> **THE REQUEST**
Copy nothing but the text: reproduce each line of the listing exactly and leave the pictures out.
#### MATERIAL SUPPLIED
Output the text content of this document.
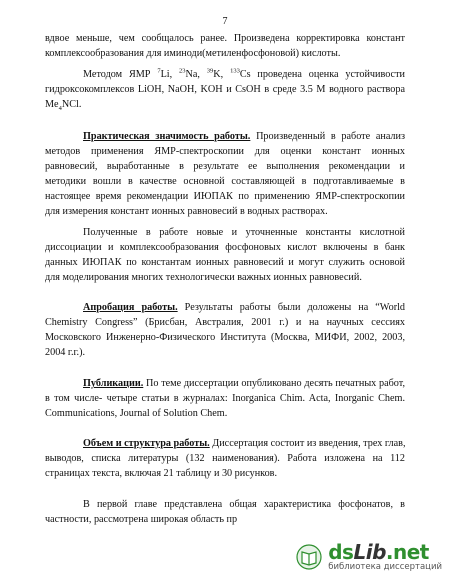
7
вдвое меньше, чем сообщалось ранее. Произведена корректировка констант
комплексообразования для иминоди(метиленфосфоновой) кислоты.
Методом ЯМР $^7$Li, $^{23}$Na, $^{39}$K, $^{133}$Cs проведена оценка устойчивости
гидроксокомплексов LiOH, NaOH, KOH и CsOH в среде 3.5 М водного раствора
$Me_4NCl$.
Практическая значимость работы. Произведенный в работе анализ
методов применения ЯМР-спектроскопии для оценки констант ионных
равновесий, выработанные в результате ее выполнения рекомендации и
методики вошли в качестве основной составляющей в подготавливаемые в
настоящее время рекомендации ИЮПАК по применению ЯМР-спектроскопии
для измерения констант ионных равновесий в водных растворах.
Полученные в работе новые и уточненные константы кислотной
диссоциации и комплексообразования фосфоновых кислот включены в банк
данных ИЮПАК по константам ионных равновесий и могут служить основой
для моделирования многих технологически важных ионных равновесий.
Апробация работы. Результаты работы были доложены на “World
Chemistry Congress” (Брисбан, Австралия, 2001 г.) и на научных сессиях
Московского Инженерно-Физического Института (Москва, МИФИ, 2002, 2003,
2004 г.г.).
Публикации. По теме диссертации опубликовано десять печатных работ,
в том числе- четыре статьи в журналах: Inorganica Chim. Acta, Inorganic Chem.
Communications, Journal of Solution Chem.
Объем и структура работы. Диссертация состоит из введения, трех глав,
выводов, списка литературы (132 наименования). Работа изложена на 112
страницах текста, включая 21 таблицу и 30 рисунков.
В первой главе представлена общая характеристика фосфонатов, в
частности, рассмотрена широкая область пр
dsLib.net
библиотека диссертаций
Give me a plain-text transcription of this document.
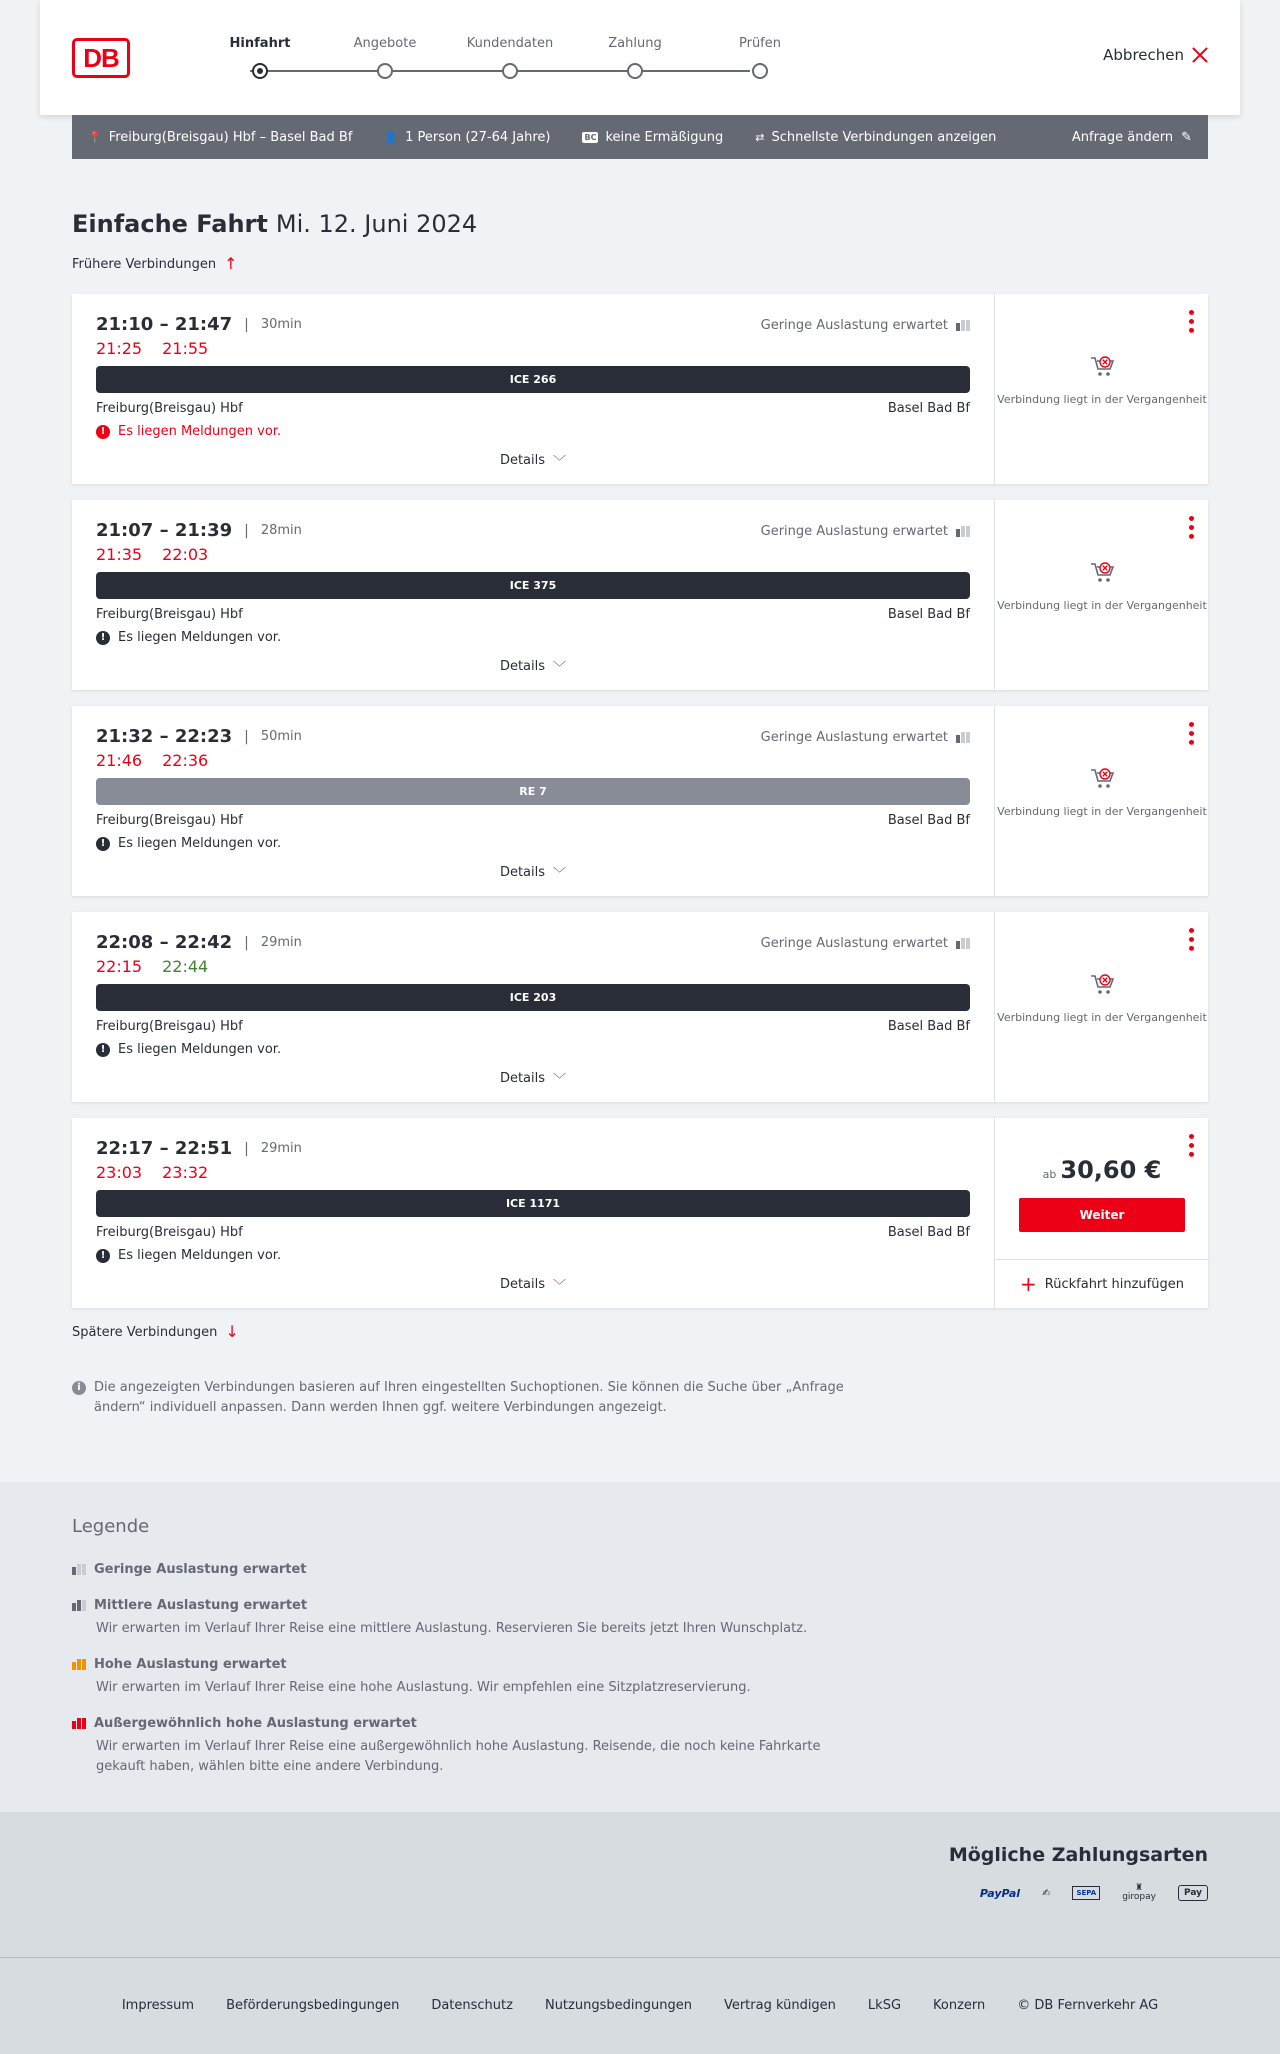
DB	Hinfahrt	Angebote	Kundendaten	Zahlung	Prüfen
Abbrechen
📍 Freiburg(Breisgau) Hbf – Basel Bad Bf	👤 1 Person (27-64 Jahre)	BC keine Ermäßigung	⇄ Schnellste Verbindungen anzeigen	Anfrage ändern ✎
Einfache Fahrt Mi. 12. Juni 2024
Frühere Verbindungen ↑
21:10 – 21:47 | 30min	Geringe Auslastung erwartet
21:25 21:55
ICE 266
Freiburg(Breisgau) Hbf	Basel Bad Bf
! Es liegen Meldungen vor.
Details ﹀
•••
Verbindung liegt in der Vergangenheit
21:07 – 21:39 | 28min	Geringe Auslastung erwartet
21:35 22:03
ICE 375
Freiburg(Breisgau) Hbf	Basel Bad Bf
! Es liegen Meldungen vor.
Details ﹀
•••
Verbindung liegt in der Vergangenheit
21:32 – 22:23 | 50min	Geringe Auslastung erwartet
21:46 22:36
RE 7
Freiburg(Breisgau) Hbf	Basel Bad Bf
! Es liegen Meldungen vor.
Details ﹀
•••
Verbindung liegt in der Vergangenheit
22:08 – 22:42 | 29min	Geringe Auslastung erwartet
22:15 22:44
ICE 203
Freiburg(Breisgau) Hbf	Basel Bad Bf
! Es liegen Meldungen vor.
Details ﹀
•••
Verbindung liegt in der Vergangenheit
22:17 – 22:51 | 29min
23:03 23:32
ICE 1171
Freiburg(Breisgau) Hbf	Basel Bad Bf
! Es liegen Meldungen vor.
Details ﹀
•••
ab 30,60 €
Weiter
+ Rückfahrt hinzufügen
Spätere Verbindungen ↓
i	Die angezeigten Verbindungen basieren auf Ihren eingestellten Suchoptionen. Sie können die Suche über „Anfrage ändern“ individuell anpassen. Dann werden Ihnen ggf. weitere Verbindungen angezeigt.
Legende
Geringe Auslastung erwartet
Mittlere Auslastung erwartet
Wir erwarten im Verlauf Ihrer Reise eine mittlere Auslastung. Reservieren Sie bereits jetzt Ihren Wunschplatz.
Hohe Auslastung erwartet
Wir erwarten im Verlauf Ihrer Reise eine hohe Auslastung. Wir empfehlen eine Sitzplatzreservierung.
Außergewöhnlich hohe Auslastung erwartet
Wir erwarten im Verlauf Ihrer Reise eine außergewöhnlich hohe Auslastung. Reisende, die noch keine Fahrkarte gekauft haben, wählen bitte eine andere Verbindung.
Mögliche Zahlungsarten
PayPal ✍	SEPA	♜
giropay	Pay
Impressum Beförderungsbedingungen Datenschutz Nutzungsbedingungen Vertrag kündigen LkSG Konzern © DB Fernverkehr AG
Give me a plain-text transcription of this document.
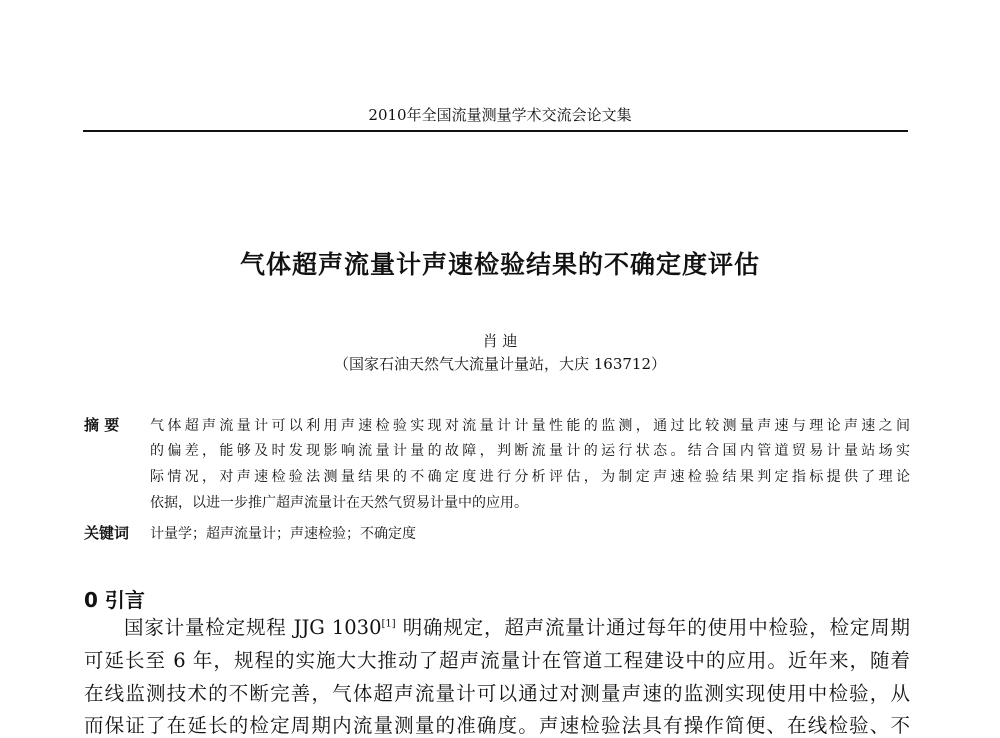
2010年全国流量测量学术交流会论文集
气体超声流量计声速检验结果的不确定度评估
肖 迪
（国家石油天然气大流量计量站，大庆 163712）
摘 要 气体超声流量计可以利用声速检验实现对流量计计量性能的监测，通过比较测量声速与理论声速之间
的偏差，能够及时发现影响流量计量的故障，判断流量计的运行状态。结合国内管道贸易计量站场实
际情况，对声速检验法测量结果的不确定度进行分析评估，为制定声速检验结果判定指标提供了理论
依据，以进一步推广超声流量计在天然气贸易计量中的应用。
关键词 计量学；超声流量计；声速检验；不确定度
0 引言
国家计量检定规程 JJG 1030[1] 明确规定，超声流量计通过每年的使用中检验，检定周期
可延长至 6 年，规程的实施大大推动了超声流量计在管道工程建设中的应用。近年来，随着
在线监测技术的不断完善，气体超声流量计可以通过对测量声速的监测实现使用中检验，从
而保证了在延长的检定周期内流量测量的准确度。声速检验法具有操作简便、在线检验、不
########
> **SOLUTION TO THE EXERCISE**
Output the text content of this document.
7
вдвое меньше, чем сообщалось ранее. Произведена корректировка констант
комплексообразования для иминоди(метиленфосфоновой) кислоты.
Методом ЯМР $^7$Li, $^{23}$Na, $^{39}$K, $^{133}$Cs проведена оценка устойчивости
гидроксокомплексов LiOH, NaOH, KOH и CsOH в среде 3.5 М водного раствора
$Me_4NCl$.
Практическая значимость работы. Произведенный в работе анализ
методов применения ЯМР-спектроскопии для оценки констант ионных
равновесий, выработанные в результате ее выполнения рекомендации и
методики вошли в качестве основной составляющей в подготавливаемые в
настоящее время рекомендации ИЮПАК по применению ЯМР-спектроскопии
для измерения констант ионных равновесий в водных растворах.
Полученные в работе новые и уточненные константы кислотной
диссоциации и комплексообразования фосфоновых кислот включены в банк
данных ИЮПАК по константам ионных равновесий и могут служить основой
для моделирования многих технологически важных ионных равновесий.
Апробация работы. Результаты работы были доложены на “World
Chemistry Congress” (Брисбан, Австралия, 2001 г.) и на научных сессиях
Московского Инженерно-Физического Института (Москва, МИФИ, 2002, 2003,
2004 г.г.).
Публикации. По теме диссертации опубликовано десять печатных работ,
в том числе- четыре статьи в журналах: Inorganica Chim. Acta, Inorganic Chem.
Communications, Journal of Solution Chem.
Объем и структура работы. Диссертация состоит из введения, трех глав,
выводов, списка литературы (132 наименования). Работа изложена на 112
страницах текста, включая 21 таблицу и 30 рисунков.
В первой главе представлена общая характеристика фосфонатов, в
частности, рассмотрена широкая область пр
dsLib.net
библиотека диссертаций
Give me a plain-text transcription of this document.
DB	Hinfahrt	Angebote	Kundendaten	Zahlung	Prüfen
Abbrechen
📍 Freiburg(Breisgau) Hbf – Basel Bad Bf	👤 1 Person (27-64 Jahre)	BC keine Ermäßigung	⇄ Schnellste Verbindungen anzeigen	Anfrage ändern ✎
Einfache Fahrt Mi. 12. Juni 2024
Frühere Verbindungen ↑
21:10 – 21:47 | 30min	Geringe Auslastung erwartet
21:25 21:55
ICE 266
Freiburg(Breisgau) Hbf	Basel Bad Bf
! Es liegen Meldungen vor.
Details ﹀
•••
Verbindung liegt in der Vergangenheit
21:07 – 21:39 | 28min	Geringe Auslastung erwartet
21:35 22:03
ICE 375
Freiburg(Breisgau) Hbf	Basel Bad Bf
! Es liegen Meldungen vor.
Details ﹀
•••
Verbindung liegt in der Vergangenheit
21:32 – 22:23 | 50min	Geringe Auslastung erwartet
21:46 22:36
RE 7
Freiburg(Breisgau) Hbf	Basel Bad Bf
! Es liegen Meldungen vor.
Details ﹀
•••
Verbindung liegt in der Vergangenheit
22:08 – 22:42 | 29min	Geringe Auslastung erwartet
22:15 22:44
ICE 203
Freiburg(Breisgau) Hbf	Basel Bad Bf
! Es liegen Meldungen vor.
Details ﹀
•••
Verbindung liegt in der Vergangenheit
22:17 – 22:51 | 29min
23:03 23:32
ICE 1171
Freiburg(Breisgau) Hbf	Basel Bad Bf
! Es liegen Meldungen vor.
Details ﹀
•••
ab 30,60 €
Weiter
+ Rückfahrt hinzufügen
Spätere Verbindungen ↓
i	Die angezeigten Verbindungen basieren auf Ihren eingestellten Suchoptionen. Sie können die Suche über „Anfrage ändern“ individuell anpassen. Dann werden Ihnen ggf. weitere Verbindungen angezeigt.
Legende
Geringe Auslastung erwartet
Mittlere Auslastung erwartet
Wir erwarten im Verlauf Ihrer Reise eine mittlere Auslastung. Reservieren Sie bereits jetzt Ihren Wunschplatz.
Hohe Auslastung erwartet
Wir erwarten im Verlauf Ihrer Reise eine hohe Auslastung. Wir empfehlen eine Sitzplatzreservierung.
Außergewöhnlich hohe Auslastung erwartet
Wir erwarten im Verlauf Ihrer Reise eine außergewöhnlich hohe Auslastung. Reisende, die noch keine Fahrkarte gekauft haben, wählen bitte eine andere Verbindung.
Mögliche Zahlungsarten
PayPal ✍	SEPA	♜
giropay	Pay
Impressum Beförderungsbedingungen Datenschutz Nutzungsbedingungen Vertrag kündigen LkSG Konzern © DB Fernverkehr AG
Give me a plain-text transcription of this document.
2010年全国流量测量学术交流会论文集
气体超声流量计声速检验结果的不确定度评估
肖 迪
（国家石油天然气大流量计量站，大庆 163712）
摘 要 气体超声流量计可以利用声速检验实现对流量计计量性能的监测，通过比较测量声速与理论声速之间
的偏差，能够及时发现影响流量计量的故障，判断流量计的运行状态。结合国内管道贸易计量站场实
际情况，对声速检验法测量结果的不确定度进行分析评估，为制定声速检验结果判定指标提供了理论
依据，以进一步推广超声流量计在天然气贸易计量中的应用。
关键词 计量学；超声流量计；声速检验；不确定度
0 引言
国家计量检定规程 JJG 1030[1] 明确规定，超声流量计通过每年的使用中检验，检定周期
可延长至 6 年，规程的实施大大推动了超声流量计在管道工程建设中的应用。近年来，随着
在线监测技术的不断完善，气体超声流量计可以通过对测量声速的监测实现使用中检验，从
而保证了在延长的检定周期内流量测量的准确度。声速检验法具有操作简便、在线检验、不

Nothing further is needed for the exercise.